Sort through the data and copy the lines holding the word "screenshot".
===============
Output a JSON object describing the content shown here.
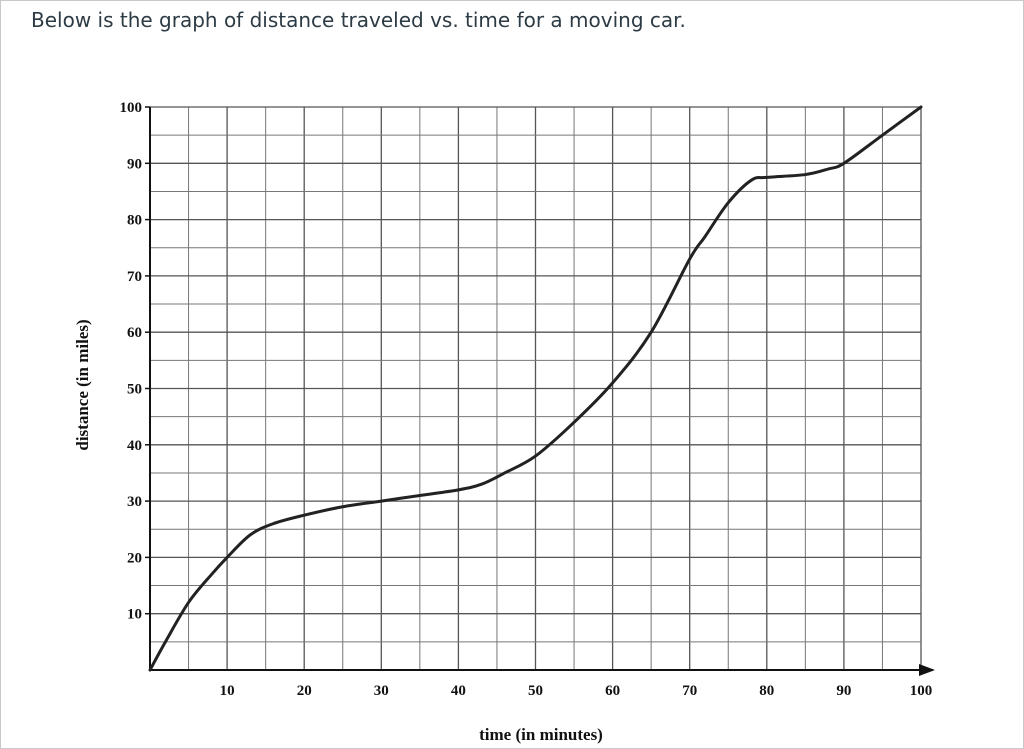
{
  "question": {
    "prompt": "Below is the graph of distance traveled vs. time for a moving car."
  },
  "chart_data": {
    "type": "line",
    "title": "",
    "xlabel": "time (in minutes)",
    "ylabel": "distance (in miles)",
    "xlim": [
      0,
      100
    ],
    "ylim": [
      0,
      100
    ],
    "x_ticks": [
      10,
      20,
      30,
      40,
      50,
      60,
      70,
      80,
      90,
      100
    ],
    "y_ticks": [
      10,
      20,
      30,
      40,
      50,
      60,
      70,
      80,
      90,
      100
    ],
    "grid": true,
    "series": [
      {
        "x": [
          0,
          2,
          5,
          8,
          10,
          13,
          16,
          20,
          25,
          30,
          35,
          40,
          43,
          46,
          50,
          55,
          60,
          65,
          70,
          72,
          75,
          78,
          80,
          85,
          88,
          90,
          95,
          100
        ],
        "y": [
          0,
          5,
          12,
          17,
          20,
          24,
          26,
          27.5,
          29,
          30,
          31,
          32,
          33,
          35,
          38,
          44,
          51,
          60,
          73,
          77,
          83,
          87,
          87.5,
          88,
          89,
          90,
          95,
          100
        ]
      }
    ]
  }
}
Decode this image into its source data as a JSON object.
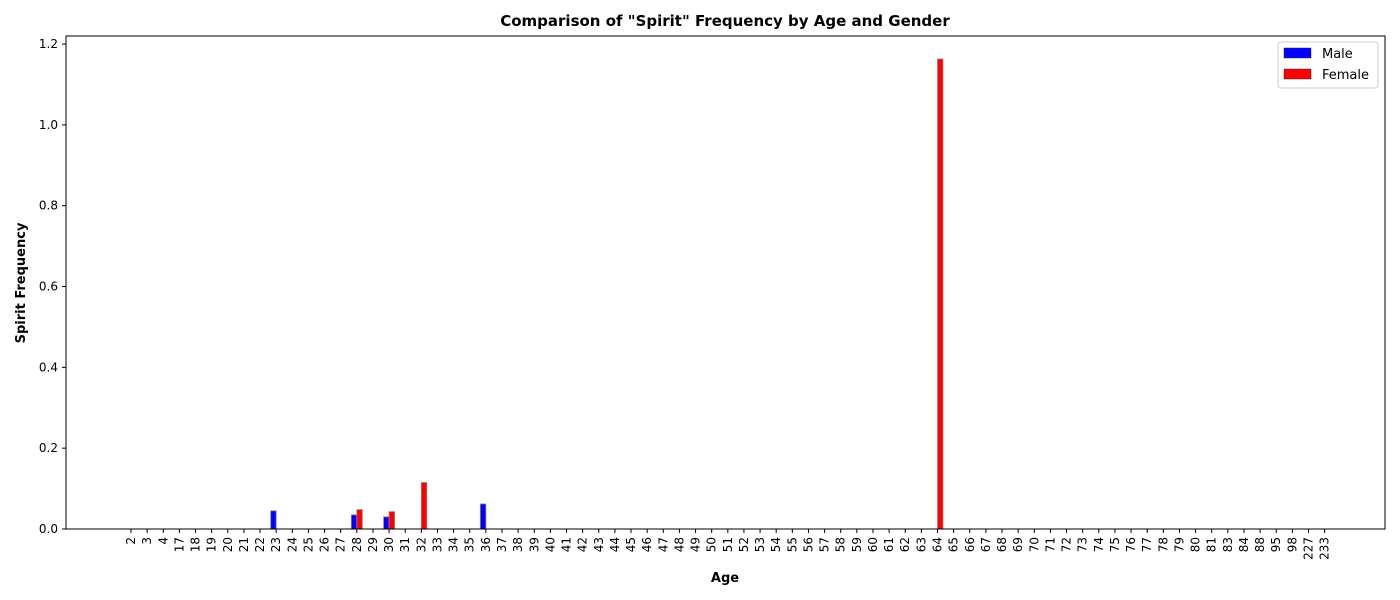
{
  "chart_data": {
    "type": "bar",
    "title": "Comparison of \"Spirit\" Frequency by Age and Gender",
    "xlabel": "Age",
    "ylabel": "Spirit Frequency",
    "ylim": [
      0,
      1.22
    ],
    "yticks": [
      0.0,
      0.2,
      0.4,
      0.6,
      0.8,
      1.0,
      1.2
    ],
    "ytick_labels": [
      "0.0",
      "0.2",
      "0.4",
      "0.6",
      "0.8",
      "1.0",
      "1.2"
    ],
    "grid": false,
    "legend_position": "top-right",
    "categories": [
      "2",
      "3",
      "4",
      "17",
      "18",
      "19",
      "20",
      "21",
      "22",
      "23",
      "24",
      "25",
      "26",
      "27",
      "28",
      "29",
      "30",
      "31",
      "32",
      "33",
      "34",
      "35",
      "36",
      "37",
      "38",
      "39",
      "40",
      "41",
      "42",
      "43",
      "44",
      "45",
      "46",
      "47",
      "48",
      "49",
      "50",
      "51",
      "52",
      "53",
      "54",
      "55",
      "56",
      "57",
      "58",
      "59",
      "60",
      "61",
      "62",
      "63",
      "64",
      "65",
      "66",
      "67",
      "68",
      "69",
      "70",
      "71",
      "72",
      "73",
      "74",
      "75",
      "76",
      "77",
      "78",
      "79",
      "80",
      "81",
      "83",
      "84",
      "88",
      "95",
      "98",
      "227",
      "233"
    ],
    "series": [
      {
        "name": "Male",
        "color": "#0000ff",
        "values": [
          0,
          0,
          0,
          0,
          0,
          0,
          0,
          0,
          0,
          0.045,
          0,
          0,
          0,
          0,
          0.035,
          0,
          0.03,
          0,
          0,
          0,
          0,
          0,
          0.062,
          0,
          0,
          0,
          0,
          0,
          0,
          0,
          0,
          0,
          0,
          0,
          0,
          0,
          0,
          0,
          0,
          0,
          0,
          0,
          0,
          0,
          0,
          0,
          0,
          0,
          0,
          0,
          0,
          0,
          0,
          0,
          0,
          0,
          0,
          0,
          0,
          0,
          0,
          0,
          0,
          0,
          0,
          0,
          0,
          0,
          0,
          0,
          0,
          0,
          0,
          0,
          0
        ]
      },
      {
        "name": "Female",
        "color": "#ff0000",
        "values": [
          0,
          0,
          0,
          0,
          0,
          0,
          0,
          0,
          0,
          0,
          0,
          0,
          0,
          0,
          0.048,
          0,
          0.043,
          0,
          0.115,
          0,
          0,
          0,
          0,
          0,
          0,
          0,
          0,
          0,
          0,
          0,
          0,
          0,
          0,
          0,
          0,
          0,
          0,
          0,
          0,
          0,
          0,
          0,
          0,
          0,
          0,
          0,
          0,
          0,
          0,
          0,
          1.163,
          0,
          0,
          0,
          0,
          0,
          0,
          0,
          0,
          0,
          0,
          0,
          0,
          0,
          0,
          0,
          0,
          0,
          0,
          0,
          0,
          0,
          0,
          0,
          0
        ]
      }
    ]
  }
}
===============
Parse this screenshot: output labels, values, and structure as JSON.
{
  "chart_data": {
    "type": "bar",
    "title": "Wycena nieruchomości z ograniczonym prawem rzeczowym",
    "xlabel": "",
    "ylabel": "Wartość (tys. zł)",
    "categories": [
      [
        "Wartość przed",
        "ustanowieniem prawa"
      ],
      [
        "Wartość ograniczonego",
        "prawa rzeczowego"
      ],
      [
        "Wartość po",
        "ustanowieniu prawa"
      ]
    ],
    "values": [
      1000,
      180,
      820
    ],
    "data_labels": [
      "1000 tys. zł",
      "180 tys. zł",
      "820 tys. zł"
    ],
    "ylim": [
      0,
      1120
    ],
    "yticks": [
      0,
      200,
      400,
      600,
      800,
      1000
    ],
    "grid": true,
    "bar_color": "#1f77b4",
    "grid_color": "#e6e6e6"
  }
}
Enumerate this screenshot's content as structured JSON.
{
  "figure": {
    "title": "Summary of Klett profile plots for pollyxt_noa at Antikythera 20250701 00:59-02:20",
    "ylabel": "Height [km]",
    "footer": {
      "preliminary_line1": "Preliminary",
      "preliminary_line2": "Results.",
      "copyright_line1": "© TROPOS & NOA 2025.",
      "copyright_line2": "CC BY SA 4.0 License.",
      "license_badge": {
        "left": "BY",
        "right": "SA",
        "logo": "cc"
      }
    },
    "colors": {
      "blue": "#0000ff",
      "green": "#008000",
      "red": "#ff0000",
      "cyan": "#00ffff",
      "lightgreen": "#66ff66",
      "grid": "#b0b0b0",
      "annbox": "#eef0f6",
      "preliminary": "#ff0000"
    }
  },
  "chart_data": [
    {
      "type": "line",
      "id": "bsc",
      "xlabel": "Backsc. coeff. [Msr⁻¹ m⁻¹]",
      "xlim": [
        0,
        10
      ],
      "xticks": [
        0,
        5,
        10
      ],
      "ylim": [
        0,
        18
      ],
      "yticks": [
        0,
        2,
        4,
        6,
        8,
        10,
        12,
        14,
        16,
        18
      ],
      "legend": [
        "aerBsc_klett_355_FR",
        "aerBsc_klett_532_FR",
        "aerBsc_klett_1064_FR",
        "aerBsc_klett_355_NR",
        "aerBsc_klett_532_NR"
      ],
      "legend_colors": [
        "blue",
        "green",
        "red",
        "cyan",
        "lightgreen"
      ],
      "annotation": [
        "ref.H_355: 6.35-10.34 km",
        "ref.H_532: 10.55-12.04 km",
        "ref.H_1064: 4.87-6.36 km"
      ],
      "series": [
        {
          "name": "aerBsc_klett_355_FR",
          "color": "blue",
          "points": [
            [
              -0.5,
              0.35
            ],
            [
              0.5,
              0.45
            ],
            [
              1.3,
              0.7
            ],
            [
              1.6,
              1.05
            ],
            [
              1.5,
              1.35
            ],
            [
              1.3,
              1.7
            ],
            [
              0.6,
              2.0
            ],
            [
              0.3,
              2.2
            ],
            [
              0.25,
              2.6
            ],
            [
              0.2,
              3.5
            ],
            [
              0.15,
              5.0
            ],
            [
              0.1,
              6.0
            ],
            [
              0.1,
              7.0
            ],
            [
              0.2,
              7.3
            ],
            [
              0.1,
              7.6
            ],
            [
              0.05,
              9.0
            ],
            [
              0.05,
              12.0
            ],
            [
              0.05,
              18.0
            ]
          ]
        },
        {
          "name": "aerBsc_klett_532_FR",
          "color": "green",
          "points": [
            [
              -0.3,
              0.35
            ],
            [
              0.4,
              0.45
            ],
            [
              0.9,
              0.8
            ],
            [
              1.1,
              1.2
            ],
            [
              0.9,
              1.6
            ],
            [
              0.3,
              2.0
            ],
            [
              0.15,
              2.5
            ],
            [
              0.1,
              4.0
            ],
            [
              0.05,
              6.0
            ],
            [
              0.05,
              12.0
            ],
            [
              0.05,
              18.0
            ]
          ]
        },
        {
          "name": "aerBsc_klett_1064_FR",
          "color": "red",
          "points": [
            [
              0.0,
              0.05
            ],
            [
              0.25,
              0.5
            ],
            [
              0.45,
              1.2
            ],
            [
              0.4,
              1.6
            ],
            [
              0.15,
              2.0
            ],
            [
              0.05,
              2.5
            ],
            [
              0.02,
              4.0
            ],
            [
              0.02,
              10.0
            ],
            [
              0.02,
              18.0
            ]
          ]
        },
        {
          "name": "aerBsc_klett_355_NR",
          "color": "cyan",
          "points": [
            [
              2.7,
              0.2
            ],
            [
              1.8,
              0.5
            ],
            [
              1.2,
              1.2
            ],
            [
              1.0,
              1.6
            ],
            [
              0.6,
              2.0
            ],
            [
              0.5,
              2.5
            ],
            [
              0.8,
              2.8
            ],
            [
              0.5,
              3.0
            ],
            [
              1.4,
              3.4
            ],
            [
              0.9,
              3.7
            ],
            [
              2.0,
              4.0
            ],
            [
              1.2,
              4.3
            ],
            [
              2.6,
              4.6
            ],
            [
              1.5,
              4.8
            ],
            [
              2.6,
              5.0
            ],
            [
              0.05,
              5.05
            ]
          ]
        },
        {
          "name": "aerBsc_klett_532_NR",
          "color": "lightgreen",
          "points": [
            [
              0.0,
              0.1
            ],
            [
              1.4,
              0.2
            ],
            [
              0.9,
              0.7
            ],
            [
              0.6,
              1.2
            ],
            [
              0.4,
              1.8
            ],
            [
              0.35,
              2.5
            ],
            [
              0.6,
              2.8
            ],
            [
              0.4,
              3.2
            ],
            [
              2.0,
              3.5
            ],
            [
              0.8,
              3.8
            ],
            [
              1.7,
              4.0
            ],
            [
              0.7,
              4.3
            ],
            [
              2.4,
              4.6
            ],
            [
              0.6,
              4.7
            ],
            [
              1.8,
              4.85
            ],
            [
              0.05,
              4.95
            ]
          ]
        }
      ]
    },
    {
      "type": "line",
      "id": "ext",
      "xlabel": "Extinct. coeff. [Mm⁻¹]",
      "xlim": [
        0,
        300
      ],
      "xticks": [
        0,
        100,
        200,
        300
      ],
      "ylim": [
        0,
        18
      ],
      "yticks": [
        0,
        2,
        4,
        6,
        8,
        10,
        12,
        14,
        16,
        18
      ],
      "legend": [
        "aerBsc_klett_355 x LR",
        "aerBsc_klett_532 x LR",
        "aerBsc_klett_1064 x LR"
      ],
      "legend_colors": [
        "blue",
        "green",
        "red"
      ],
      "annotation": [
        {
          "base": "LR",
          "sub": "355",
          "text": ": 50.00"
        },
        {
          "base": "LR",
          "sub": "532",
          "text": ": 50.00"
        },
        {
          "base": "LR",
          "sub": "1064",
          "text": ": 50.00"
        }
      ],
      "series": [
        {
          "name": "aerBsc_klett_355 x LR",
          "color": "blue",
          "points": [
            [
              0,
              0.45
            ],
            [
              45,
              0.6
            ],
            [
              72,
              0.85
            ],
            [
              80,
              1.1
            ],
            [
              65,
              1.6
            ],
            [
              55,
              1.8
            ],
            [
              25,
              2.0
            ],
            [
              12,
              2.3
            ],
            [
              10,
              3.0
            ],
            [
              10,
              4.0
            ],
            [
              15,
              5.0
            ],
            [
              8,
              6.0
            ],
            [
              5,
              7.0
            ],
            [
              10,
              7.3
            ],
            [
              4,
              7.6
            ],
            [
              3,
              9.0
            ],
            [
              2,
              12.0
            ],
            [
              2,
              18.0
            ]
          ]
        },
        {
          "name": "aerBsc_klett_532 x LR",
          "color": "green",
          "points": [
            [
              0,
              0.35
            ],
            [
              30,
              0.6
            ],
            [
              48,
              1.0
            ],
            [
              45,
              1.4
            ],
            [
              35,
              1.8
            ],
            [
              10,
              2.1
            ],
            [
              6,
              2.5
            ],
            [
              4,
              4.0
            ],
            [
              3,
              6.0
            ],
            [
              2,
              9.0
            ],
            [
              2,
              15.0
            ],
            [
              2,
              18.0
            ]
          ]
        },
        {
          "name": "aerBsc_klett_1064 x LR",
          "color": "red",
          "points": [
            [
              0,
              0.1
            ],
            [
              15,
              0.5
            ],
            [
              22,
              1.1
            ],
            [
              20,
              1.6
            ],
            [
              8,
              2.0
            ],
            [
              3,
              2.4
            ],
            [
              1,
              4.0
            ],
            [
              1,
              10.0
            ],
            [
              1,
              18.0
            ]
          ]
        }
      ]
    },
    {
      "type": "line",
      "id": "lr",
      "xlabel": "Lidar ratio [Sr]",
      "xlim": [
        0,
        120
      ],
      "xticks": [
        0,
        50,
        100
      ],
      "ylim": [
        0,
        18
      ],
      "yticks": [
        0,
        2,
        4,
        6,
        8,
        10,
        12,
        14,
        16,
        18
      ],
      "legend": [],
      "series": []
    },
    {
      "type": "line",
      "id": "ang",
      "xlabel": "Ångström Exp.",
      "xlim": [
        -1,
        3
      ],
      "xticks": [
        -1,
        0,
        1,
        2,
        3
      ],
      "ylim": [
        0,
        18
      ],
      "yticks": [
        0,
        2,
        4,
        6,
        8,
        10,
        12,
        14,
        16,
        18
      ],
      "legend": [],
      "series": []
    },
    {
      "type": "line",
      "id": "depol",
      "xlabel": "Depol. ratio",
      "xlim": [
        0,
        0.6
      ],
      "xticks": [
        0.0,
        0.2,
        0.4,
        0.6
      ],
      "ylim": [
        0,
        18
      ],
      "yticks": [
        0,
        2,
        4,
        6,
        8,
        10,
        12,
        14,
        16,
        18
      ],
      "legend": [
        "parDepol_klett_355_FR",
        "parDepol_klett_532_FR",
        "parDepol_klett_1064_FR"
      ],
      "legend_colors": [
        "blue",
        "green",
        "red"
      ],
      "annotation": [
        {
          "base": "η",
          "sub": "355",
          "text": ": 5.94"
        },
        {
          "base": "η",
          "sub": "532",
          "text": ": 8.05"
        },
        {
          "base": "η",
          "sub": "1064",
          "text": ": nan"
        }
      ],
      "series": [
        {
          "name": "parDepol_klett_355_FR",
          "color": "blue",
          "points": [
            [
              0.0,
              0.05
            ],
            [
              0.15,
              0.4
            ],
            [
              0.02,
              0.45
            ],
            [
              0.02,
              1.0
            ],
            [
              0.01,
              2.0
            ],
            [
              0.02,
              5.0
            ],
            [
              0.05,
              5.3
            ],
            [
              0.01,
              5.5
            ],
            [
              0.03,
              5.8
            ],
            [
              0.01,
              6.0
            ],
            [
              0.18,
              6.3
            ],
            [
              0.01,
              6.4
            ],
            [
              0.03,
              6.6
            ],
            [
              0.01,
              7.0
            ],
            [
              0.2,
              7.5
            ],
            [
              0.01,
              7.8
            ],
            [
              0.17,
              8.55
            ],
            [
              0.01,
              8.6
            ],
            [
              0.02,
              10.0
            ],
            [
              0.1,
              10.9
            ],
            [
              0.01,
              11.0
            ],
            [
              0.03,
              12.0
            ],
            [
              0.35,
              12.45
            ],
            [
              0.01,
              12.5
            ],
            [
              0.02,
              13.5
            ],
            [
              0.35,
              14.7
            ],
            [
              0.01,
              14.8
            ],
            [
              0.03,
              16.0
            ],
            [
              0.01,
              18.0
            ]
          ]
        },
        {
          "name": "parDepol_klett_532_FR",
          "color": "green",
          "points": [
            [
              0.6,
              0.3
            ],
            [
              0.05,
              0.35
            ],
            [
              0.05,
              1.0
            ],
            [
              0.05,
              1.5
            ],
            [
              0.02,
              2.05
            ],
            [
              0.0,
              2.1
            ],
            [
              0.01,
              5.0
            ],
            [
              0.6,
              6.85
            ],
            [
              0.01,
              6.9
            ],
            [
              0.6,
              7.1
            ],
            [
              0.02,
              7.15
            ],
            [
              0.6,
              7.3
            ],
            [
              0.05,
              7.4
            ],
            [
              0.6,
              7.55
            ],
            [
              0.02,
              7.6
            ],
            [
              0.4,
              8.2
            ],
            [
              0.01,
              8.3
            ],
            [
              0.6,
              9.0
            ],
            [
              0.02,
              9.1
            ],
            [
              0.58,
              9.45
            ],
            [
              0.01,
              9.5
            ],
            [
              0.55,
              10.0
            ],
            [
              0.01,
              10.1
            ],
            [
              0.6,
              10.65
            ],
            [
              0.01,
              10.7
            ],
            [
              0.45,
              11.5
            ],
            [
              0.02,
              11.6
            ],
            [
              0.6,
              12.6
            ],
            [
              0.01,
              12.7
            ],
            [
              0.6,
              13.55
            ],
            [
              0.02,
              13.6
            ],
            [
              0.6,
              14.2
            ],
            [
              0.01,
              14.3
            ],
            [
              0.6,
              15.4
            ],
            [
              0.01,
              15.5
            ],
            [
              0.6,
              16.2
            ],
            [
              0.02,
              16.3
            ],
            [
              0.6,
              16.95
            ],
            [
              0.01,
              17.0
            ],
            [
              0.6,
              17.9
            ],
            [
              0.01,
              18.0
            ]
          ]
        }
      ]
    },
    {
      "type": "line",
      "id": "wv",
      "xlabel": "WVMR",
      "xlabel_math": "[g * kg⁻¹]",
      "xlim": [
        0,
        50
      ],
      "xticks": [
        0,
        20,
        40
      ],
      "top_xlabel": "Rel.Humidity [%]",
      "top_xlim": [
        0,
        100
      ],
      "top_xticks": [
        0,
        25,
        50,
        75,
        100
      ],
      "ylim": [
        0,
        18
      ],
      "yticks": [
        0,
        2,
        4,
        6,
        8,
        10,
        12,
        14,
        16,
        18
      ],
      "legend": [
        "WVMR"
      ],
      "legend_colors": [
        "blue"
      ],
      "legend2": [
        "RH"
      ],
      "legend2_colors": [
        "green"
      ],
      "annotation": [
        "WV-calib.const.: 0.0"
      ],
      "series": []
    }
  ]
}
===============
- _Response below_:
Parse this screenshot: output labels, values, and structure as JSON.
Enumerate this screenshot's content as structured JSON.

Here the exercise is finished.